● ROWS:

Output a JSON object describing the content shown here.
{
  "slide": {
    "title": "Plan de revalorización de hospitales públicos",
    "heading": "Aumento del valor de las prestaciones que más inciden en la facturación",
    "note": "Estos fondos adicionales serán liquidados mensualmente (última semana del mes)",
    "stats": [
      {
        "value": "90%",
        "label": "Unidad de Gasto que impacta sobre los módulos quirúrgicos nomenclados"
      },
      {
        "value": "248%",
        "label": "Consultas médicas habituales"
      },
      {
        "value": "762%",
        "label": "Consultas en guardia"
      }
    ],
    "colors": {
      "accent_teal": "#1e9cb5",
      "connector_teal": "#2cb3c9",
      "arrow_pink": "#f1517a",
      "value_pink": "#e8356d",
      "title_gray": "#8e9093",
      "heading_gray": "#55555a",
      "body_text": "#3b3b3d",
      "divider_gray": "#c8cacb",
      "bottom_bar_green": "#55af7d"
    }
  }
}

● WHAT THE TASK ASKS: Could you quote the material above in full, exactly as it stands?

● ANSWER:
Output a JSON object describing the content shown here.
{
  "slide": {
    "title": "Plan de revalorización de hospitales públicos",
    "heading": "Aumento del valor de las prestaciones que más inciden en la facturación",
    "note": "Estos fondos adicionales serán liquidados mensualmente (última semana del mes)",
    "stats": [
      {
        "value": "90%",
        "label": "Unidad de Gasto que impacta sobre los módulos quirúrgicos nomenclados"
      },
      {
        "value": "248%",
        "label": "Consultas médicas habituales"
      },
      {
        "value": "762%",
        "label": "Consultas en guardia"
      }
    ],
    "colors": {
      "accent_teal": "#1e9cb5",
      "connector_teal": "#2cb3c9",
      "arrow_pink": "#f1517a",
      "value_pink": "#e8356d",
      "title_gray": "#8e9093",
      "heading_gray": "#55555a",
      "body_text": "#3b3b3d",
      "divider_gray": "#c8cacb",
      "bottom_bar_green": "#55af7d"
    }
  }
}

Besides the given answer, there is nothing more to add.